- TASK TO COMPLETE: Search the material and gather each line with "SKIPPA" in it.
------------------------------------------------------------------------
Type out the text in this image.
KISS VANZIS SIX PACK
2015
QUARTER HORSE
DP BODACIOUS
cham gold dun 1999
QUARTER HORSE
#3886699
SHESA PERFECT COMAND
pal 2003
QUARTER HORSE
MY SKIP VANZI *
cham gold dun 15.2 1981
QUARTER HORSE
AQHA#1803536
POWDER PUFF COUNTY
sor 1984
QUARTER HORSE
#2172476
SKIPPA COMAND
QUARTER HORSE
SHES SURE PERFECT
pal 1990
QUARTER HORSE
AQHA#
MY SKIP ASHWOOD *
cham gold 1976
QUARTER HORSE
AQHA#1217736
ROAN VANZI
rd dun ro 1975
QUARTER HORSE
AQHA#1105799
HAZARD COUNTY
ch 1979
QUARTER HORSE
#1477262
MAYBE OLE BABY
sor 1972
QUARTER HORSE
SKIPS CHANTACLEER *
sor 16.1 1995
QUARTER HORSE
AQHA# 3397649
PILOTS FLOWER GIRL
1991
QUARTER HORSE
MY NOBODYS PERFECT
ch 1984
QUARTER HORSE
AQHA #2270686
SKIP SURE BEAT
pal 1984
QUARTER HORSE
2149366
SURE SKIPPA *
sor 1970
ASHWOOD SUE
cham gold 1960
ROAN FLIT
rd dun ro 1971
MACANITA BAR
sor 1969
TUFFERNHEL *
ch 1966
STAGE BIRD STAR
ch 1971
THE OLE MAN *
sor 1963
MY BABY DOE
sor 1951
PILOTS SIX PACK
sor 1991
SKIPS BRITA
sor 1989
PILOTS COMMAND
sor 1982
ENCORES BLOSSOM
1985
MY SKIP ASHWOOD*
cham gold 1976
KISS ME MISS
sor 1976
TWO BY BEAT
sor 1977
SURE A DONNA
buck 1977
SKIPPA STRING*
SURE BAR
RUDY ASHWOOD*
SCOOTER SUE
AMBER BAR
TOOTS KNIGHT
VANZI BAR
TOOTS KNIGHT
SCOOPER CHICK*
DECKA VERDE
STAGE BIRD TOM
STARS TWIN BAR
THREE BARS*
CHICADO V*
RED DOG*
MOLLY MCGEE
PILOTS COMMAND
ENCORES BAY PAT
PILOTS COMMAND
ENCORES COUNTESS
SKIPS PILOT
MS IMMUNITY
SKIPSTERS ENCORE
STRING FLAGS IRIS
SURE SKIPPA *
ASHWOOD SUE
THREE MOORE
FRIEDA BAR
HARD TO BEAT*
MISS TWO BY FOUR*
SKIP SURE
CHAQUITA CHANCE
------------------------------------------------------------------------
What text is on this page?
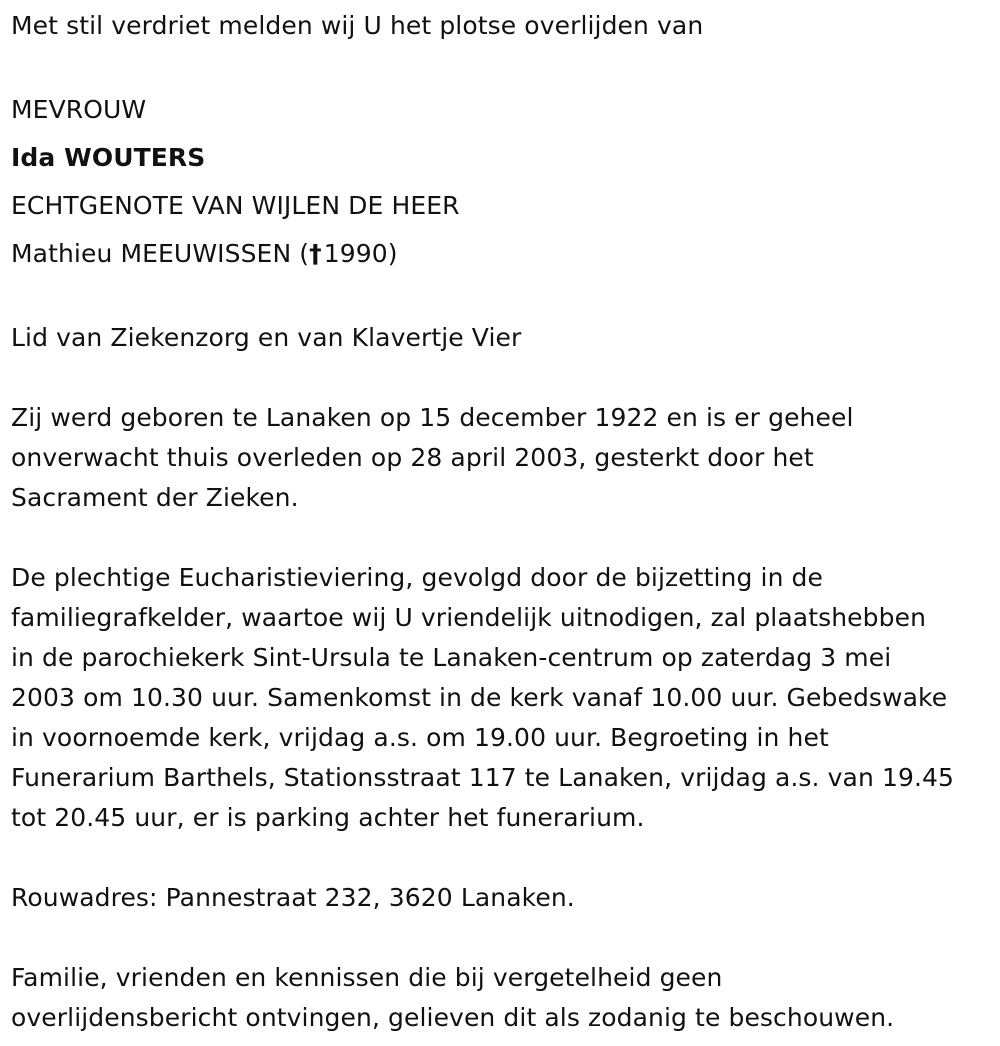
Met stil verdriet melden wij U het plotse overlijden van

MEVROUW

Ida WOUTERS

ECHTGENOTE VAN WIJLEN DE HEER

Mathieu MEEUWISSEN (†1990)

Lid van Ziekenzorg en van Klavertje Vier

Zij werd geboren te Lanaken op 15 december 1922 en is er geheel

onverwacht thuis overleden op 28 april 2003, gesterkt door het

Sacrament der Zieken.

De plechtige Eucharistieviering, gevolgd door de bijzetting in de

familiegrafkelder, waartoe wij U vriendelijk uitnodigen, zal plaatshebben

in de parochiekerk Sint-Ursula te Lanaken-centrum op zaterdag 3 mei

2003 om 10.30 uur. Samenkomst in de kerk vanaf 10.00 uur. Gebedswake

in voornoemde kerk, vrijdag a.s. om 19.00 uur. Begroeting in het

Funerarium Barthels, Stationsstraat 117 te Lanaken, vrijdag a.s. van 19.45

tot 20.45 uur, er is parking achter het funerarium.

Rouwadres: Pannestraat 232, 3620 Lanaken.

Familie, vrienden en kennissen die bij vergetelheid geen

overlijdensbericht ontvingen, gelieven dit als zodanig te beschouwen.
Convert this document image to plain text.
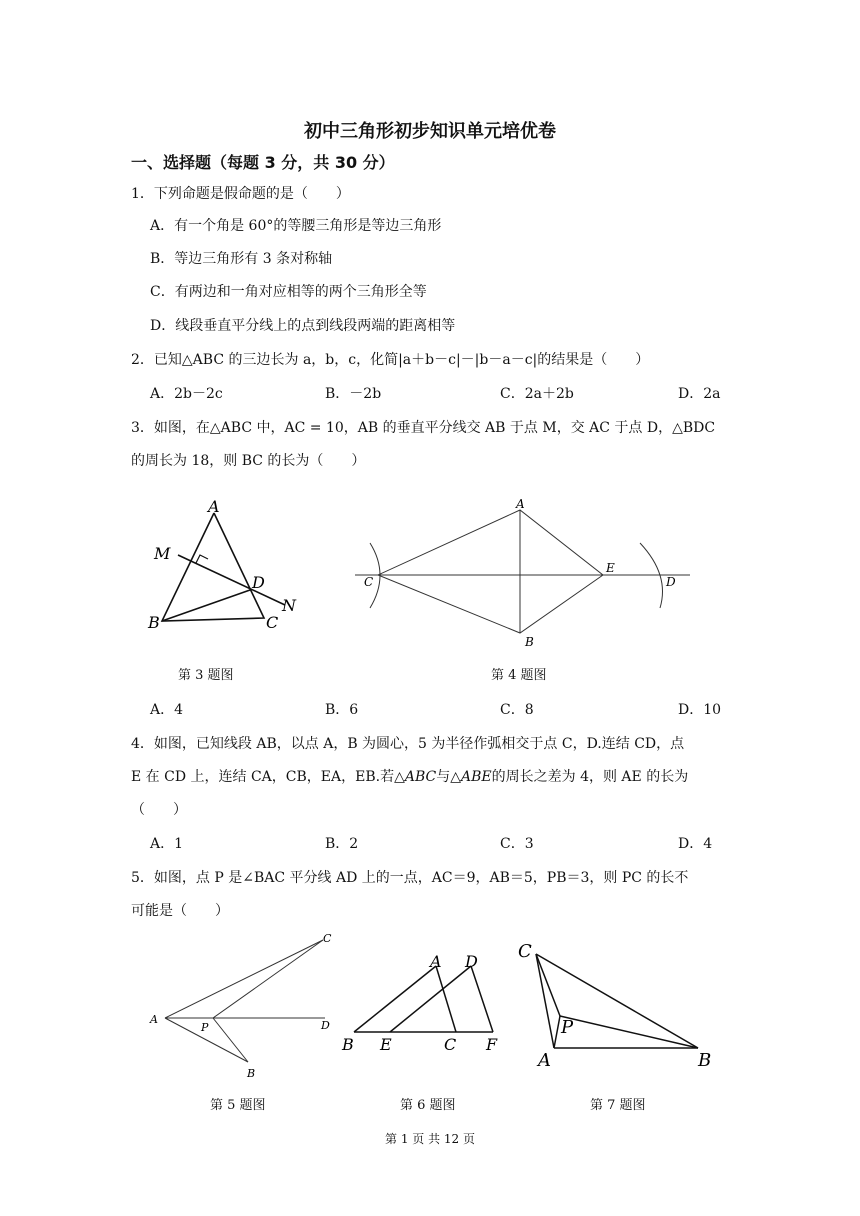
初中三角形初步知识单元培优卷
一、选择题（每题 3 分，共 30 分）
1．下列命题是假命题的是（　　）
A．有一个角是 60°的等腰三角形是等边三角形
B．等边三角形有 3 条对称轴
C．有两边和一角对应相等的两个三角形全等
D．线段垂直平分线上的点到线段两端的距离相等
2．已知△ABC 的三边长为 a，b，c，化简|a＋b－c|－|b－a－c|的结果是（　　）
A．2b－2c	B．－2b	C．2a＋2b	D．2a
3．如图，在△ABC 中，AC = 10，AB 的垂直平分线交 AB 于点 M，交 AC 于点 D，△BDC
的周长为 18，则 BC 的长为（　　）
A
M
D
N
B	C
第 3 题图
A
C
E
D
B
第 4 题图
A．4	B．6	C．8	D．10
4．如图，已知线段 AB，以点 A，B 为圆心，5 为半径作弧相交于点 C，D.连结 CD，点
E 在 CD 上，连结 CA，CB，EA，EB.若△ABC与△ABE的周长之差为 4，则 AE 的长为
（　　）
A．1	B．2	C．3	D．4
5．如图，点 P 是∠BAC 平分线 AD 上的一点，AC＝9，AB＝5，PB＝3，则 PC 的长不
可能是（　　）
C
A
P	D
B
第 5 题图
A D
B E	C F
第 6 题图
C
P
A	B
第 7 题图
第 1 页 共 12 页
------------------------------------------------------------------------
- TASK SOLUTION:
SKIPPA COMAND
SURE SKIPPA *
SKIPPA STRING*
SURE SKIPPA *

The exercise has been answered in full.